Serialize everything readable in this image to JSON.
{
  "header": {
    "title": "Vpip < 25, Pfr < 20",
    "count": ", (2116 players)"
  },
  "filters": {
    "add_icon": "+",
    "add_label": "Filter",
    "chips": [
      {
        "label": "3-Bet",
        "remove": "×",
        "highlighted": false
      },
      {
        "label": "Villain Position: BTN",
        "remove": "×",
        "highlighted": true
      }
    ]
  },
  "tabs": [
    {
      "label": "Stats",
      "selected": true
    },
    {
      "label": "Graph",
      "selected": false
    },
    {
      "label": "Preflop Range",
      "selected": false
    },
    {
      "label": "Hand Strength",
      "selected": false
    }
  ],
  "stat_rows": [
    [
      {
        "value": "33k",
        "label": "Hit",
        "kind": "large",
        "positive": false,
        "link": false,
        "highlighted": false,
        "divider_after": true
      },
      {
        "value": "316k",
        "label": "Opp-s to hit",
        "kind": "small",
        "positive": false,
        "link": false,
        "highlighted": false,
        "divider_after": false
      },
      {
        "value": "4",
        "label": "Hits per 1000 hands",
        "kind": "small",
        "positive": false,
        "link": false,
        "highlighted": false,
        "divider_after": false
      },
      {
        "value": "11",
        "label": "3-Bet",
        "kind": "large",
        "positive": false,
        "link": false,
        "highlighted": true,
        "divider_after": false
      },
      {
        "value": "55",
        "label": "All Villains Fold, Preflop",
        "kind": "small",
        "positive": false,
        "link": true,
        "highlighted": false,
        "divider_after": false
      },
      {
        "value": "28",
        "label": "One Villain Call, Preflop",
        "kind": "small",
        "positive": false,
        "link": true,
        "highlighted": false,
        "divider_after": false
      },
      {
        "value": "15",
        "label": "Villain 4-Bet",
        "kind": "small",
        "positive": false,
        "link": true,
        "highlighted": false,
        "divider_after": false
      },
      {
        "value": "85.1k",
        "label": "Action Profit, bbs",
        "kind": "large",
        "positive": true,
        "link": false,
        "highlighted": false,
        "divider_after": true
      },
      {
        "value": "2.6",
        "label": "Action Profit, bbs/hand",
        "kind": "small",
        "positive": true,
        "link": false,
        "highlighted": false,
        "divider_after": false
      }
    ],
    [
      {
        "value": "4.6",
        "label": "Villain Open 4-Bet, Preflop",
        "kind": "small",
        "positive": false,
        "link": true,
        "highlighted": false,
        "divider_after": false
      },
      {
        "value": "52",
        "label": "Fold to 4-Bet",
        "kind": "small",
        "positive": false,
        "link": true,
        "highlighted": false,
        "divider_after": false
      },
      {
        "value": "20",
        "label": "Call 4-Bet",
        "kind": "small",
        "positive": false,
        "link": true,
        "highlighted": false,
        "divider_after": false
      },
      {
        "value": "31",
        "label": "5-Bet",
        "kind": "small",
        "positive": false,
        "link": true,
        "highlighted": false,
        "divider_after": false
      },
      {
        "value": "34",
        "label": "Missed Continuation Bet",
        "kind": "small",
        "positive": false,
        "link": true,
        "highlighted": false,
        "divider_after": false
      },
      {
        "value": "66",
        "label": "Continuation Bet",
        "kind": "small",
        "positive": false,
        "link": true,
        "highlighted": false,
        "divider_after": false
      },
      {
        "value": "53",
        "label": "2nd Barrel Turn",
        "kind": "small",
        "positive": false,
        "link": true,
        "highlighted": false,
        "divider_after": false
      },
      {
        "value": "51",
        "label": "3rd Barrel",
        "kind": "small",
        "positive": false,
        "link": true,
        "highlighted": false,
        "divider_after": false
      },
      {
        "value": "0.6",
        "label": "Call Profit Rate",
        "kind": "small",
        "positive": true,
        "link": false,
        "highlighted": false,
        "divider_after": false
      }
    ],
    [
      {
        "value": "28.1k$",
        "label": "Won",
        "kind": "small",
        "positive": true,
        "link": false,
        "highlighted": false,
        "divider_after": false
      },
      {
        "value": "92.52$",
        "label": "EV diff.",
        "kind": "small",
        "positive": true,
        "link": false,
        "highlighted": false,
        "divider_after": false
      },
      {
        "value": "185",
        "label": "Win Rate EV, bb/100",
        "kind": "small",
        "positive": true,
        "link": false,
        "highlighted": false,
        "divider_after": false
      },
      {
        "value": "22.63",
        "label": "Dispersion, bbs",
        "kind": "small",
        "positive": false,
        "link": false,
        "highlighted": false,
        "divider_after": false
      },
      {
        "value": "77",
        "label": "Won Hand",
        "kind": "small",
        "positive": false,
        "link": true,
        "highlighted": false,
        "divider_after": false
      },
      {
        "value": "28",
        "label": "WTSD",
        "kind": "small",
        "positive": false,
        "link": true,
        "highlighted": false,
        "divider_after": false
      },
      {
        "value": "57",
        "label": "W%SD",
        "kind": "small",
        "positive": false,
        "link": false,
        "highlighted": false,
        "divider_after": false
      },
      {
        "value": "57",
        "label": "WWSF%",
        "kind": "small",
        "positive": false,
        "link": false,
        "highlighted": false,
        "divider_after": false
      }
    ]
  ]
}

Stated exercise >> List the lines that contain the word "Profit".

In response >>
        "label": "Action Profit, bbs",
        "label": "Action Profit, bbs/hand",
        "label": "Call Profit Rate",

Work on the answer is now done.